WHAT YOU HAVE TO DO:
Produce a word-for-word copy of the listing below without its pictures.

>>>>>

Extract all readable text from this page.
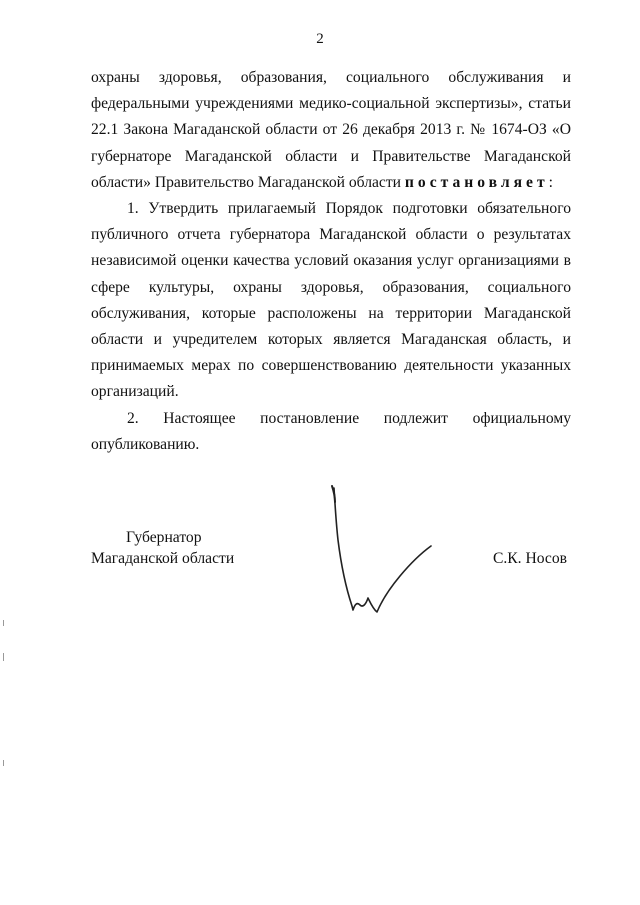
2

охраны здоровья, образования, социального обслуживания и федеральными учреждениями медико-социальной экспертизы», статьи 22.1 Закона Магаданской области от 26 декабря 2013 г. № 1674-ОЗ «О губернаторе Магаданской области и Правительстве Магаданской области» Правительство Магаданской области постановляет:

1. Утвердить прилагаемый Порядок подготовки обязательного публичного отчета губернатора Магаданской области о результатах независимой оценки качества условий оказания услуг организациями в сфере культуры, охраны здоровья, образования, социального обслуживания, которые расположены на территории Магаданской области и учредителем которых является Магаданская область, и принимаемых мерах по совершенствованию деятельности указанных организаций.

2. Настоящее постановление подлежит официальному опубликованию.

Губернатор
Магаданской области	С.К. Носов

<<<<<

IN RESPONSE:
Extract all readable text from this page.
2

охраны здоровья, образования, социального обслуживания и федеральными учреждениями медико-социальной экспертизы», статьи 22.1 Закона Магаданской области от 26 декабря 2013 г. № 1674-ОЗ «О губернаторе Магаданской области и Правительстве Магаданской области» Правительство Магаданской области постановляет:

1. Утвердить прилагаемый Порядок подготовки обязательного публичного отчета губернатора Магаданской области о результатах независимой оценки качества условий оказания услуг организациями в сфере культуры, охраны здоровья, образования, социального обслуживания, которые расположены на территории Магаданской области и учредителем которых является Магаданская область, и принимаемых мерах по совершенствованию деятельности указанных организаций.

2. Настоящее постановление подлежит официальному опубликованию.

Губернатор
Магаданской области	С.К. Носов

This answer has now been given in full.